◆ **Set task**: Extract and list every line that contains the word "properties".

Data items

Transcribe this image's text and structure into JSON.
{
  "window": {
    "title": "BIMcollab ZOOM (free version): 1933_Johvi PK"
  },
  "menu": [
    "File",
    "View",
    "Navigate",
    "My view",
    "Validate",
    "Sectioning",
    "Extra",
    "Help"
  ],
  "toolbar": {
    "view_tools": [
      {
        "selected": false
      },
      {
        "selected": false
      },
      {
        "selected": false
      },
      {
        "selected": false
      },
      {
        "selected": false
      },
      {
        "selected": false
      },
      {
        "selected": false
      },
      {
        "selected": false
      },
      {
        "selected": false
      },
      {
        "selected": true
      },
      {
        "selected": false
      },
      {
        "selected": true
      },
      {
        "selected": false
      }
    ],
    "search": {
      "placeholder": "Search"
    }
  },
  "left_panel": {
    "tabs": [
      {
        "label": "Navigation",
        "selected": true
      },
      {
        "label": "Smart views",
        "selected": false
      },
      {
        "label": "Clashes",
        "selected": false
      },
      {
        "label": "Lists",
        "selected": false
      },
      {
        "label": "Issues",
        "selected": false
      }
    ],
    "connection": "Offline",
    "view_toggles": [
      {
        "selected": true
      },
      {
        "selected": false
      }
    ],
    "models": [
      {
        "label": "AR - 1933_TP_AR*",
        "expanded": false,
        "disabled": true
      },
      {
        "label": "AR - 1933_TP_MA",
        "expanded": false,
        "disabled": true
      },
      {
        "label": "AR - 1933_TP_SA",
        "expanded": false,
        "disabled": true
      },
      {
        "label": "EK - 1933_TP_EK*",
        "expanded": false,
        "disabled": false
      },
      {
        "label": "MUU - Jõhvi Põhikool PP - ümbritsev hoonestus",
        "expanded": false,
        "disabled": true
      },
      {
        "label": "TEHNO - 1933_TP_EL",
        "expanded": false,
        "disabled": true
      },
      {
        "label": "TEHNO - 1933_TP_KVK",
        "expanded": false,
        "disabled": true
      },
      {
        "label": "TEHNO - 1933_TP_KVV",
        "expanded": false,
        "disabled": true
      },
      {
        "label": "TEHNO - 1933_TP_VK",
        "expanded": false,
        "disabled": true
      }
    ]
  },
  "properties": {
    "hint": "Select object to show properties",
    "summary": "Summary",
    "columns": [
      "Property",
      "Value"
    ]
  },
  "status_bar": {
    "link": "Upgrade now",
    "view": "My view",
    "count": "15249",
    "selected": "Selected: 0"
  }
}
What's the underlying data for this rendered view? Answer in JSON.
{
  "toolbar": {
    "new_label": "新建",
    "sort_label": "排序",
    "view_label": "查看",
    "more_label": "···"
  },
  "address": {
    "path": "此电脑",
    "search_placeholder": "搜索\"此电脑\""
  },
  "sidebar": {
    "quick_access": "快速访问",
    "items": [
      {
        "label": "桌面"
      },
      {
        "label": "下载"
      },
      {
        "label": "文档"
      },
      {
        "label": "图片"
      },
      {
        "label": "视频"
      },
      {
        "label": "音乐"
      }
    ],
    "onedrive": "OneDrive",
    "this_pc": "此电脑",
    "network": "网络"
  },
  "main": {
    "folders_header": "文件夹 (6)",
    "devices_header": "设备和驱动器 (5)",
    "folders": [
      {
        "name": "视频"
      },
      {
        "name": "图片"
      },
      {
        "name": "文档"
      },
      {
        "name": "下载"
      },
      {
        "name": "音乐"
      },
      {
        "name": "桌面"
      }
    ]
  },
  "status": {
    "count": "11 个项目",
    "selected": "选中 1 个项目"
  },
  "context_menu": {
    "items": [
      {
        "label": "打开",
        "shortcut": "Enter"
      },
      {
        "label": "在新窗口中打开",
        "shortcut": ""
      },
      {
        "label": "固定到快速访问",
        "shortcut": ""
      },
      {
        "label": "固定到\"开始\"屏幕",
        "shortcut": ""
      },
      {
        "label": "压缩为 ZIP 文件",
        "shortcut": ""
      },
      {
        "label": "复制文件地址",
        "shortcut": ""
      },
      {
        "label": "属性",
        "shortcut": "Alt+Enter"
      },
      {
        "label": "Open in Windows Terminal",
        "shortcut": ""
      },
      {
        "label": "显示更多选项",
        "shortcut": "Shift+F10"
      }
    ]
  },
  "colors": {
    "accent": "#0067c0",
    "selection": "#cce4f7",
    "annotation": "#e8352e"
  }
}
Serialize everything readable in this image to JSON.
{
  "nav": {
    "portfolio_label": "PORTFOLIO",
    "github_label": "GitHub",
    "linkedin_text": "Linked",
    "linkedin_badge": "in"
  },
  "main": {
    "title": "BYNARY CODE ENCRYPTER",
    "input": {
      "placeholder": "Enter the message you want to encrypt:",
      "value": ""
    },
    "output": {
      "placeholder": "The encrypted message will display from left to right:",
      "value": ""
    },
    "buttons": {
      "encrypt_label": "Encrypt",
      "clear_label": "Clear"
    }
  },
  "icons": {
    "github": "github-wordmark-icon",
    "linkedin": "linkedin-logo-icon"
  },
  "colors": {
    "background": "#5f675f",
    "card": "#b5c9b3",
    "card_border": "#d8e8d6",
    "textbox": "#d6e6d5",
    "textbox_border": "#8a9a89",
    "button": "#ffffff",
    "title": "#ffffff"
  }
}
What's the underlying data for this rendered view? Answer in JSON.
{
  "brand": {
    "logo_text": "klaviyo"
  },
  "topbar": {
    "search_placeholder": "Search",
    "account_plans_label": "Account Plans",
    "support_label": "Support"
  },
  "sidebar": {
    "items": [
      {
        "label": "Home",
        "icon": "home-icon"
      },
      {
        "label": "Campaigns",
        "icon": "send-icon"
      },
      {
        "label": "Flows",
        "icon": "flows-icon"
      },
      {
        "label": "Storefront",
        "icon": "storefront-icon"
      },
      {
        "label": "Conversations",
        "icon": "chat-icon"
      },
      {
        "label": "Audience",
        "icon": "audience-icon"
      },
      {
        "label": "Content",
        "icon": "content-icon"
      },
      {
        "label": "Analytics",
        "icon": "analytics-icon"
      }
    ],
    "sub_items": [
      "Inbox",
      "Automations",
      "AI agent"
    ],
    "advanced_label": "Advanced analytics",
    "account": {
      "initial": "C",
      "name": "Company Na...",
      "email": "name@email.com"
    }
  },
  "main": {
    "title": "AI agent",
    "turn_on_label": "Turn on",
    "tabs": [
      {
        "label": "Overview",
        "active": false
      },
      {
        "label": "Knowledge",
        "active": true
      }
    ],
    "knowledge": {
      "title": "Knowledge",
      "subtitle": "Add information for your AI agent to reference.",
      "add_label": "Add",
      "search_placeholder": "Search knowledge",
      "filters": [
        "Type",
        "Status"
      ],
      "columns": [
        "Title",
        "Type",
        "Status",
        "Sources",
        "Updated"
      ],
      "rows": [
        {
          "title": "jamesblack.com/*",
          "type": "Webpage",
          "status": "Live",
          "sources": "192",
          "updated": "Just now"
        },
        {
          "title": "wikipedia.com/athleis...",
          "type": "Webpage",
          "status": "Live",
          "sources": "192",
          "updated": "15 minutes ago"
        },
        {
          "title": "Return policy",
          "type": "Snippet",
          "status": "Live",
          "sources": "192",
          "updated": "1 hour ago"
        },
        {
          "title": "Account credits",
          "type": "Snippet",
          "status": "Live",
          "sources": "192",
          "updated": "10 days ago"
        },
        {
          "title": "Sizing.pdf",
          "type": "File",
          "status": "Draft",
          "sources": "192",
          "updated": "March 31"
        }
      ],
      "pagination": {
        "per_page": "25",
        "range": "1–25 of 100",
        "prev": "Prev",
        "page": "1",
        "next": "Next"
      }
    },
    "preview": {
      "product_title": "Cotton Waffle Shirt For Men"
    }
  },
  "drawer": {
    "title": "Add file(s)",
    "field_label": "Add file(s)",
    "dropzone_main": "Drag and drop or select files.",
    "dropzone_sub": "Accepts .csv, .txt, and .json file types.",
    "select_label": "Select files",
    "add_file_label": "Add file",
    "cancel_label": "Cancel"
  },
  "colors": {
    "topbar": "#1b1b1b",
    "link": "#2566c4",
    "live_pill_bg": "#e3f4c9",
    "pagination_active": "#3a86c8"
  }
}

◆ **The response**:
  "properties": {
    "hint": "Select object to show properties",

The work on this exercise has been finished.